• _SUPPLIED INFORMATION_

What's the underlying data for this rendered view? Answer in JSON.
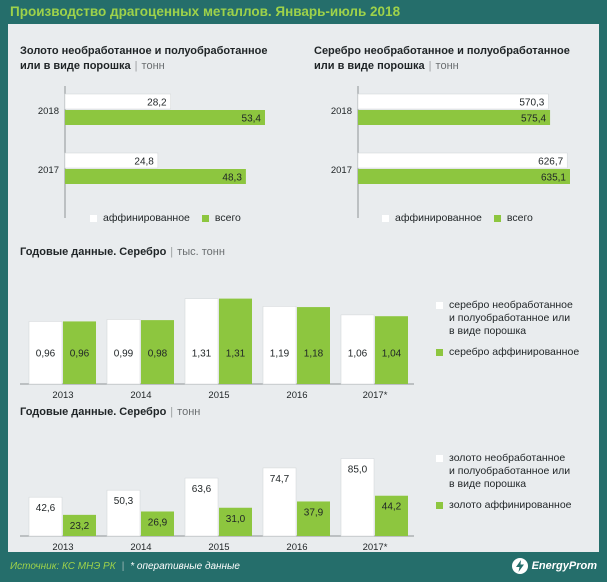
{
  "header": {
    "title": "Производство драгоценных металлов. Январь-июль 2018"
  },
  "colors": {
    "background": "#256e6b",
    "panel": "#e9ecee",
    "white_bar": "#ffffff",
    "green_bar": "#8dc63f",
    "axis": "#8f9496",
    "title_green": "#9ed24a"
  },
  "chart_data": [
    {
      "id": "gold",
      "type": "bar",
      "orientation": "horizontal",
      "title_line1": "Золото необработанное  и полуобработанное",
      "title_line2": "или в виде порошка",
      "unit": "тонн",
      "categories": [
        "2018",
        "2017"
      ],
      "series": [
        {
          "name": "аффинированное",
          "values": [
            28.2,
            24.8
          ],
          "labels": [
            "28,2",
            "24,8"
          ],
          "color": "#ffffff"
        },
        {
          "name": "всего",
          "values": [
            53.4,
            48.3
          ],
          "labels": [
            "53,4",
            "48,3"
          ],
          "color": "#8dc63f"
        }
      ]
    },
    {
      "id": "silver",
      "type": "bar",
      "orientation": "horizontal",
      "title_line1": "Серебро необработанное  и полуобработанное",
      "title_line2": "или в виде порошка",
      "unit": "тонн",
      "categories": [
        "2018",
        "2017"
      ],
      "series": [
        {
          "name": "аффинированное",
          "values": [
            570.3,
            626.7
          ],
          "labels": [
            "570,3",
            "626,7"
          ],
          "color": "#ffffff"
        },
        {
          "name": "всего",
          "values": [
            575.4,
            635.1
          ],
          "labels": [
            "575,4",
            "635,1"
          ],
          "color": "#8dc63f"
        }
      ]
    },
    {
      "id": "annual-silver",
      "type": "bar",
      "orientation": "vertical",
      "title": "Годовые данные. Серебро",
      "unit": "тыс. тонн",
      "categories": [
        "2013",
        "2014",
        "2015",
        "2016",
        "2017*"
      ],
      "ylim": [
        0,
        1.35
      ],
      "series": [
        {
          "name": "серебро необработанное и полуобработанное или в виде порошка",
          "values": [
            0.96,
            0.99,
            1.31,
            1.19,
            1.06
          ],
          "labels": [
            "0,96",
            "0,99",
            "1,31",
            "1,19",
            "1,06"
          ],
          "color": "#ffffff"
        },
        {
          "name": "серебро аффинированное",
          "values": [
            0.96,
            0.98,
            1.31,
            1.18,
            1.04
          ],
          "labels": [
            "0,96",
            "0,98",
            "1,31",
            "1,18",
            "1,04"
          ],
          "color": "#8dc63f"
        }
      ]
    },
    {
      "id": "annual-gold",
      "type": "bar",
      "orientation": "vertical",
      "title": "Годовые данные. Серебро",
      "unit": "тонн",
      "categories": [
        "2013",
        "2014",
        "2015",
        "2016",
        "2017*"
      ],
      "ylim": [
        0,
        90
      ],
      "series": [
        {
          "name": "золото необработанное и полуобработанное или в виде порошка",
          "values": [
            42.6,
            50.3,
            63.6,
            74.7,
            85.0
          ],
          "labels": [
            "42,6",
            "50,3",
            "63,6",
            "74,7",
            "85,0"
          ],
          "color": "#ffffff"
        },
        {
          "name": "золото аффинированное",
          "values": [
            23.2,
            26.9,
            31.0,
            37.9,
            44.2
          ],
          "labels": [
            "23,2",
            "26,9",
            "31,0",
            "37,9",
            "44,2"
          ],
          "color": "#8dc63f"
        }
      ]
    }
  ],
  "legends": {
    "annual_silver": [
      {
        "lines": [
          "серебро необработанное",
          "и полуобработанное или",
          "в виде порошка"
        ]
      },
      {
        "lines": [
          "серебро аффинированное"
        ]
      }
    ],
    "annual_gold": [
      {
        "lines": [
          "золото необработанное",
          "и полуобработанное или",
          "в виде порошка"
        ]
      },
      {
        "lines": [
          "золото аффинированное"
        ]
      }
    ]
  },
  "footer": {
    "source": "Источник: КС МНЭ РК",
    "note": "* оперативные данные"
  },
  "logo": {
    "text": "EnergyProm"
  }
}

--

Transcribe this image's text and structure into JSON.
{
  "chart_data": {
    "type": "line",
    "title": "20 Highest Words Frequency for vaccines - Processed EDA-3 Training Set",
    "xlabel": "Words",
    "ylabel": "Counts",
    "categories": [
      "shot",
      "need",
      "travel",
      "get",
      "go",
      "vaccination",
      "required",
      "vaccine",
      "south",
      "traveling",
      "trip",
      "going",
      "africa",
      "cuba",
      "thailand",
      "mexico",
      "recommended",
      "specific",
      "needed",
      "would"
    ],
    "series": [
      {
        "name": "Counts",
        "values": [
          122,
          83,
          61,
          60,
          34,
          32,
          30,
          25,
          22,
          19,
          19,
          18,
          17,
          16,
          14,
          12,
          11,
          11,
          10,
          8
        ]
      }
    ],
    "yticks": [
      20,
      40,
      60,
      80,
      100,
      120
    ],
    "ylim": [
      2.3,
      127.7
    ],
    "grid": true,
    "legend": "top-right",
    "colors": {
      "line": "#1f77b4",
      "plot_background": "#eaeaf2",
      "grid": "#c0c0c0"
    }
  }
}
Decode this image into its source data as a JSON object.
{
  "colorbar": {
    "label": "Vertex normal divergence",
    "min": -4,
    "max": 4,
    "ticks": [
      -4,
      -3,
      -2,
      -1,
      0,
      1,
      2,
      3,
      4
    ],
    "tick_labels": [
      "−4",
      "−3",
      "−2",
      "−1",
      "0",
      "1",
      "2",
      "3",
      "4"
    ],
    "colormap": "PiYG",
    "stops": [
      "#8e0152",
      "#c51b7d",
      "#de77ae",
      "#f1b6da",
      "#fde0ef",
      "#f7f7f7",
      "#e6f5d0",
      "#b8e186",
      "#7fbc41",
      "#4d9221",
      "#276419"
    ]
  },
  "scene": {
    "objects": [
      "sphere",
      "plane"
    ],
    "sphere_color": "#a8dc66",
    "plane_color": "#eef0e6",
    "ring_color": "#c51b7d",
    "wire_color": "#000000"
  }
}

• _SET TASK_
Take every line from the data above that holds "into" and copy it out.

• _THE RESPONSE_
Transcribe this image's text and structure into JSON.
Decode this image into its source data as a JSON object.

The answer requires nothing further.